Material:
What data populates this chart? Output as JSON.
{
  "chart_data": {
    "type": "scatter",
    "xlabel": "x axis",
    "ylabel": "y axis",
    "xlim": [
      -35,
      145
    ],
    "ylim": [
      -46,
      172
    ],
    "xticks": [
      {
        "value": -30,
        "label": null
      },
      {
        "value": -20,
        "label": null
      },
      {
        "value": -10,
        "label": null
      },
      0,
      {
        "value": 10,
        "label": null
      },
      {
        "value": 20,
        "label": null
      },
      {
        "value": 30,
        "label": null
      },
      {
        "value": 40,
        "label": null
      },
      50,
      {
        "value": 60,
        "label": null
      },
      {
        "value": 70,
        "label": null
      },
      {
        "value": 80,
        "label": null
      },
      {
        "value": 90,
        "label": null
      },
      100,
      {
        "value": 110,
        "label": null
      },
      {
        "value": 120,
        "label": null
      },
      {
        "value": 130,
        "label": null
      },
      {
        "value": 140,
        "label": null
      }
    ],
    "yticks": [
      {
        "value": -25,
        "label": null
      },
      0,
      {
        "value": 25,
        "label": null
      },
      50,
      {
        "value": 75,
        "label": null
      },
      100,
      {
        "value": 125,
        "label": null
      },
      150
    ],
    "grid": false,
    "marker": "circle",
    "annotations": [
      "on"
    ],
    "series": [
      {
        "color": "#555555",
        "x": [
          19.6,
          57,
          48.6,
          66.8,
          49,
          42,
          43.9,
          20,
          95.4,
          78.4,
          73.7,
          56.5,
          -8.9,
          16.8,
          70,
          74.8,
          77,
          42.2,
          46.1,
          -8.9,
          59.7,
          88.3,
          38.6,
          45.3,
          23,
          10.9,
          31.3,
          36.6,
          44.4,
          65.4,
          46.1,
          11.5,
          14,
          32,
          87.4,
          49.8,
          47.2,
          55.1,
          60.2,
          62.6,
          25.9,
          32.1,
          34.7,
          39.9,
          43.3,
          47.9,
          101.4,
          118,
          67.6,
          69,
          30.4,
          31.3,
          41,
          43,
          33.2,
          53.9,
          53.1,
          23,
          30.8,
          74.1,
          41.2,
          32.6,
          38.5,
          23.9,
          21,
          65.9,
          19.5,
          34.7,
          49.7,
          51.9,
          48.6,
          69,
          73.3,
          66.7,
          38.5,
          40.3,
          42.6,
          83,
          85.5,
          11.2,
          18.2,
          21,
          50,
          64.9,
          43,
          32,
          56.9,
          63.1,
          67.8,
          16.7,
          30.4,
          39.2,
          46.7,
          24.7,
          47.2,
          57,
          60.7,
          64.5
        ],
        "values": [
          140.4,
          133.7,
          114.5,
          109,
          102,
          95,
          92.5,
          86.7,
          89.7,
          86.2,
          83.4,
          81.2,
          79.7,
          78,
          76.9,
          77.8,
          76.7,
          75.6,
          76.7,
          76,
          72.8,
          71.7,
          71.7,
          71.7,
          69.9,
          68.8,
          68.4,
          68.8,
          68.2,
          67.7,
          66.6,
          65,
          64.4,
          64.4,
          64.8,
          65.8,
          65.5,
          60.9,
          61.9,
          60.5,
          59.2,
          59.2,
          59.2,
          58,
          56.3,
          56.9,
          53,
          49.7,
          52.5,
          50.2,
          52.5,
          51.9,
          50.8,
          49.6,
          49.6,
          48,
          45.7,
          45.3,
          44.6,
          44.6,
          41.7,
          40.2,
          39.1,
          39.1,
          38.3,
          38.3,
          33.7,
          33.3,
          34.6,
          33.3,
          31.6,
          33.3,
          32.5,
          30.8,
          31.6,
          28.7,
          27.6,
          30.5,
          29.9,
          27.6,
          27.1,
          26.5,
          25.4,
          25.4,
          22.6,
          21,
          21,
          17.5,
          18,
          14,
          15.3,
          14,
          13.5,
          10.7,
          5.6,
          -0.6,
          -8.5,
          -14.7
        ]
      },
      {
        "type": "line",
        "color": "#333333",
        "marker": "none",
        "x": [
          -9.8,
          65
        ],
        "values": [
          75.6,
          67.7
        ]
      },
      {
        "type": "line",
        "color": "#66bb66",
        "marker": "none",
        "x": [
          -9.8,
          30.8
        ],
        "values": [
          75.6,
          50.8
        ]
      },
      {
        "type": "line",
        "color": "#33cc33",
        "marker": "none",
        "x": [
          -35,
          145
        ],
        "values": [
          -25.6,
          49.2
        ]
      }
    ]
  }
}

Set problem: Pull out each record as written and restate it exactly.

Written response:
What data populates this chart? Output as JSON.
{
  "chart_data": {
    "type": "scatter",
    "xlabel": "x axis",
    "ylabel": "y axis",
    "xlim": [
      -35,
      145
    ],
    "ylim": [
      -46,
      172
    ],
    "xticks": [
      {
        "value": -30,
        "label": null
      },
      {
        "value": -20,
        "label": null
      },
      {
        "value": -10,
        "label": null
      },
      0,
      {
        "value": 10,
        "label": null
      },
      {
        "value": 20,
        "label": null
      },
      {
        "value": 30,
        "label": null
      },
      {
        "value": 40,
        "label": null
      },
      50,
      {
        "value": 60,
        "label": null
      },
      {
        "value": 70,
        "label": null
      },
      {
        "value": 80,
        "label": null
      },
      {
        "value": 90,
        "label": null
      },
      100,
      {
        "value": 110,
        "label": null
      },
      {
        "value": 120,
        "label": null
      },
      {
        "value": 130,
        "label": null
      },
      {
        "value": 140,
        "label": null
      }
    ],
    "yticks": [
      {
        "value": -25,
        "label": null
      },
      0,
      {
        "value": 25,
        "label": null
      },
      50,
      {
        "value": 75,
        "label": null
      },
      100,
      {
        "value": 125,
        "label": null
      },
      150
    ],
    "grid": false,
    "marker": "circle",
    "annotations": [
      "on"
    ],
    "series": [
      {
        "color": "#555555",
        "x": [
          19.6,
          57,
          48.6,
          66.8,
          49,
          42,
          43.9,
          20,
          95.4,
          78.4,
          73.7,
          56.5,
          -8.9,
          16.8,
          70,
          74.8,
          77,
          42.2,
          46.1,
          -8.9,
          59.7,
          88.3,
          38.6,
          45.3,
          23,
          10.9,
          31.3,
          36.6,
          44.4,
          65.4,
          46.1,
          11.5,
          14,
          32,
          87.4,
          49.8,
          47.2,
          55.1,
          60.2,
          62.6,
          25.9,
          32.1,
          34.7,
          39.9,
          43.3,
          47.9,
          101.4,
          118,
          67.6,
          69,
          30.4,
          31.3,
          41,
          43,
          33.2,
          53.9,
          53.1,
          23,
          30.8,
          74.1,
          41.2,
          32.6,
          38.5,
          23.9,
          21,
          65.9,
          19.5,
          34.7,
          49.7,
          51.9,
          48.6,
          69,
          73.3,
          66.7,
          38.5,
          40.3,
          42.6,
          83,
          85.5,
          11.2,
          18.2,
          21,
          50,
          64.9,
          43,
          32,
          56.9,
          63.1,
          67.8,
          16.7,
          30.4,
          39.2,
          46.7,
          24.7,
          47.2,
          57,
          60.7,
          64.5
        ],
        "values": [
          140.4,
          133.7,
          114.5,
          109,
          102,
          95,
          92.5,
          86.7,
          89.7,
          86.2,
          83.4,
          81.2,
          79.7,
          78,
          76.9,
          77.8,
          76.7,
          75.6,
          76.7,
          76,
          72.8,
          71.7,
          71.7,
          71.7,
          69.9,
          68.8,
          68.4,
          68.8,
          68.2,
          67.7,
          66.6,
          65,
          64.4,
          64.4,
          64.8,
          65.8,
          65.5,
          60.9,
          61.9,
          60.5,
          59.2,
          59.2,
          59.2,
          58,
          56.3,
          56.9,
          53,
          49.7,
          52.5,
          50.2,
          52.5,
          51.9,
          50.8,
          49.6,
          49.6,
          48,
          45.7,
          45.3,
          44.6,
          44.6,
          41.7,
          40.2,
          39.1,
          39.1,
          38.3,
          38.3,
          33.7,
          33.3,
          34.6,
          33.3,
          31.6,
          33.3,
          32.5,
          30.8,
          31.6,
          28.7,
          27.6,
          30.5,
          29.9,
          27.6,
          27.1,
          26.5,
          25.4,
          25.4,
          22.6,
          21,
          21,
          17.5,
          18,
          14,
          15.3,
          14,
          13.5,
          10.7,
          5.6,
          -0.6,
          -8.5,
          -14.7
        ]
      },
      {
        "type": "line",
        "color": "#333333",
        "marker": "none",
        "x": [
          -9.8,
          65
        ],
        "values": [
          75.6,
          67.7
        ]
      },
      {
        "type": "line",
        "color": "#66bb66",
        "marker": "none",
        "x": [
          -9.8,
          30.8
        ],
        "values": [
          75.6,
          50.8
        ]
      },
      {
        "type": "line",
        "color": "#33cc33",
        "marker": "none",
        "x": [
          -35,
          145
        ],
        "values": [
          -25.6,
          49.2
        ]
      }
    ]
  }
}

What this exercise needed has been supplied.